What needs to be done = Your task is to repeat the entries exactly. Leave the pictures out.

Excerpted data =

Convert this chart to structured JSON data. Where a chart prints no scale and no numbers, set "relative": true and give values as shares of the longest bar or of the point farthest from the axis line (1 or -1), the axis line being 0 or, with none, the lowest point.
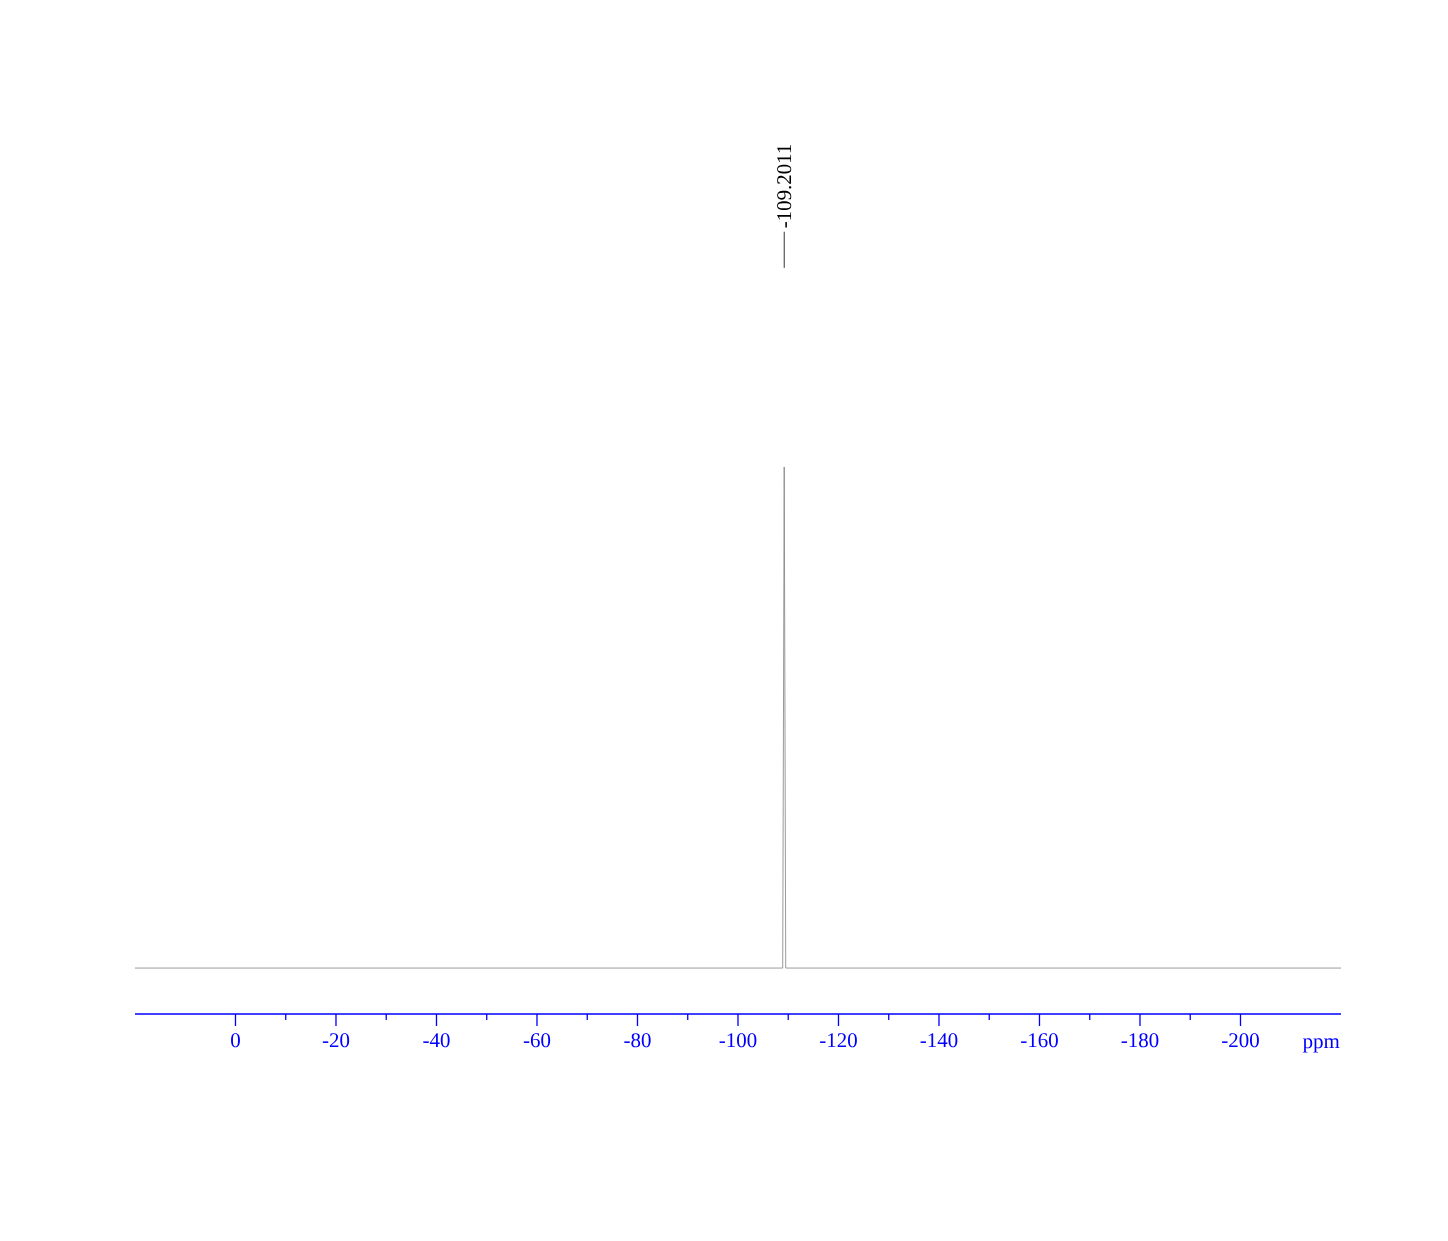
{
  "chart_data": {
    "type": "line",
    "relative": true,
    "xlabel": "ppm",
    "xlim": [
      20,
      -220
    ],
    "xticks": [
      0,
      -20,
      -40,
      -60,
      -80,
      -100,
      -120,
      -140,
      -160,
      -180,
      -200
    ],
    "series": [
      {
        "color": "#808080",
        "x": [
          20,
          -108.9,
          -109.2,
          -109.5,
          -220
        ],
        "values": [
          0.084,
          0.084,
          1,
          0.084,
          0.084
        ]
      }
    ],
    "annotations": [
      {
        "text": "-109.2011",
        "x": -109.2011
      }
    ]
  }
}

The response =
Convert this chart to structured JSON data. Where a chart prints no scale and no numbers, set "relative": true and give values as shares of the longest bar or of the point farthest from the axis line (1 or -1), the axis line being 0 or, with none, the lowest point.
{
  "chart_data": {
    "type": "line",
    "relative": true,
    "xlabel": "ppm",
    "xlim": [
      20,
      -220
    ],
    "xticks": [
      0,
      -20,
      -40,
      -60,
      -80,
      -100,
      -120,
      -140,
      -160,
      -180,
      -200
    ],
    "series": [
      {
        "color": "#808080",
        "x": [
          20,
          -108.9,
          -109.2,
          -109.5,
          -220
        ],
        "values": [
          0.084,
          0.084,
          1,
          0.084,
          0.084
        ]
      }
    ],
    "annotations": [
      {
        "text": "-109.2011",
        "x": -109.2011
      }
    ]
  }
}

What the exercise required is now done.